▶ **PROMPT**
Collect every line that includes the string "dias".

▶ **Dataset records on visual material**
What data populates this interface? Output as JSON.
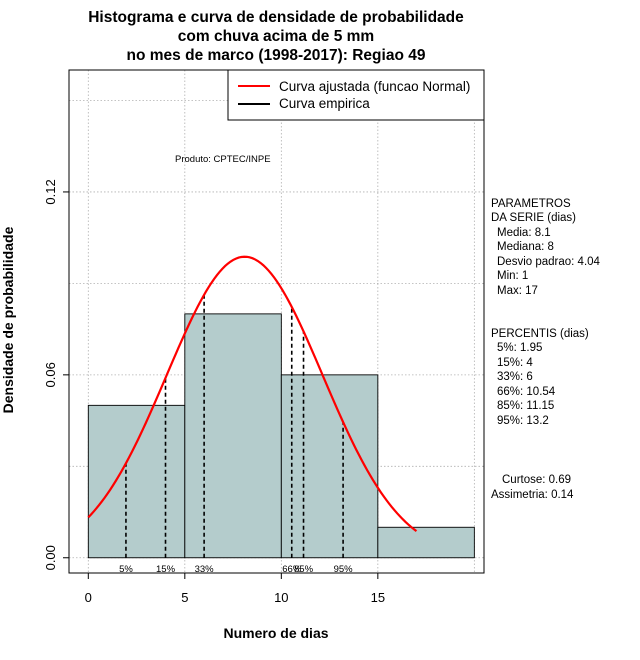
{
  "chart_data": {
    "type": "bar",
    "title_lines": [
      "Histograma e curva de densidade de probabilidade",
      "com chuva acima de 5 mm",
      "no mes de marco (1998-2017): Regiao 49"
    ],
    "xlabel": "Numero de dias",
    "ylabel": "Densidade de probabilidade",
    "xlim": [
      -1,
      20.5
    ],
    "ylim": [
      -0.005,
      0.16
    ],
    "x_ticks": [
      0,
      5,
      10,
      15
    ],
    "y_ticks": [
      0.0,
      0.06,
      0.12
    ],
    "y_tick_labels": [
      "0.00",
      "0.06",
      "0.12"
    ],
    "grid_y": [
      0.0,
      0.03,
      0.06,
      0.09,
      0.12,
      0.15
    ],
    "grid_x": [
      0,
      5,
      10,
      15,
      20
    ],
    "bins": [
      {
        "x0": 0,
        "x1": 5,
        "density": 0.05
      },
      {
        "x0": 5,
        "x1": 10,
        "density": 0.08
      },
      {
        "x0": 10,
        "x1": 15,
        "density": 0.06
      },
      {
        "x0": 15,
        "x1": 20,
        "density": 0.01
      }
    ],
    "normal_fit": {
      "mean": 8.1,
      "sd": 4.04,
      "x_from": 0,
      "x_to": 17
    },
    "percentile_lines": [
      {
        "label": "5%",
        "x": 1.95
      },
      {
        "label": "15%",
        "x": 4
      },
      {
        "label": "33%",
        "x": 6
      },
      {
        "label": "66%",
        "x": 10.54
      },
      {
        "label": "85%",
        "x": 11.15
      },
      {
        "label": "95%",
        "x": 13.2
      }
    ],
    "legend": {
      "position": "top-right",
      "entries": [
        {
          "label": "Curva ajustada (funcao Normal)",
          "color": "#ff0000"
        },
        {
          "label": "Curva empirica",
          "color": "#000000"
        }
      ]
    },
    "source_note": "Produto: CPTEC/INPE",
    "colors": {
      "bar_fill": "#b4cccc",
      "curve": "#ff0000",
      "grid": "#b0b0b0"
    }
  },
  "side_panel": {
    "params_title": [
      "PARAMETROS",
      "DA SERIE (dias)"
    ],
    "params": [
      "Media: 8.1",
      "Mediana: 8",
      "Desvio padrao: 4.04",
      "Min: 1",
      "Max: 17"
    ],
    "percentis_title": "PERCENTIS (dias)",
    "percentis": [
      "5%: 1.95",
      "15%: 4",
      "33%: 6",
      "66%: 10.54",
      "85%: 11.15",
      "95%: 13.2"
    ],
    "curtose": "Curtose: 0.69",
    "assimetria": "Assimetria: 0.14"
  }
}
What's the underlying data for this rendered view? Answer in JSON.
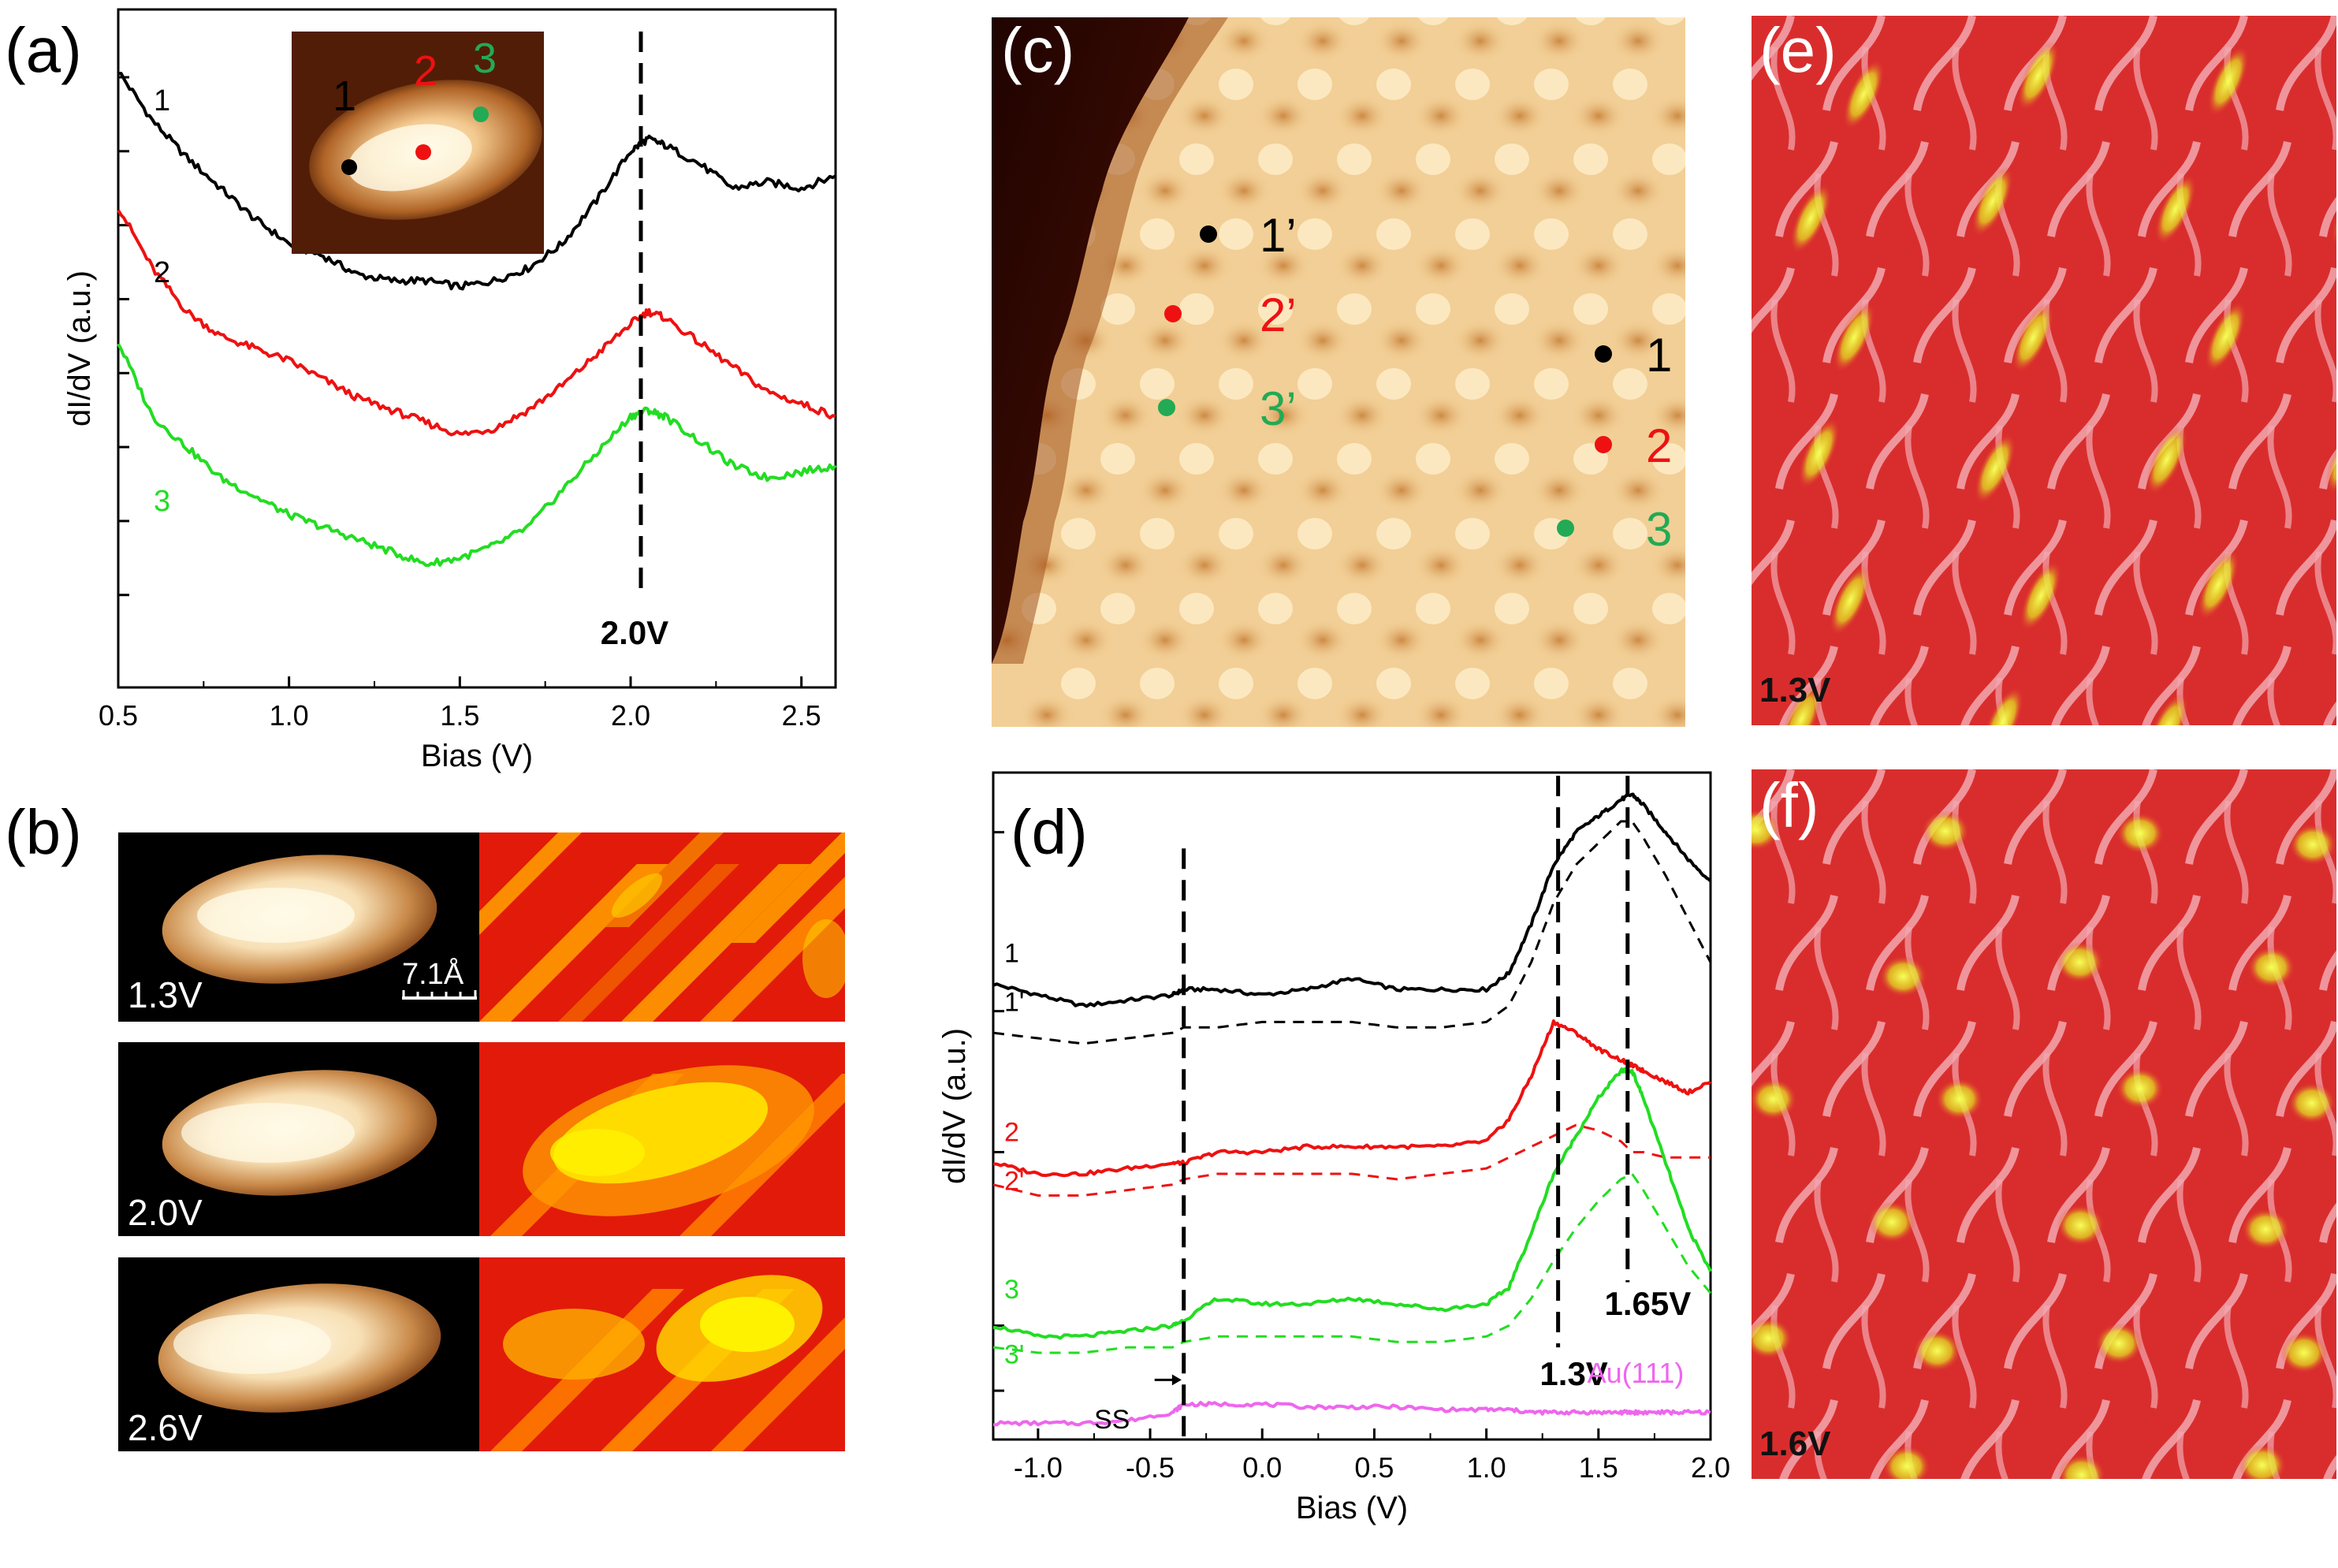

▶ **RESPONSE TO THE EXERCISE**
    "xlabel": "Numero de dias",
      "DA SERIE (dias)"
    "percentis_title": "PERCENTIS (dias)",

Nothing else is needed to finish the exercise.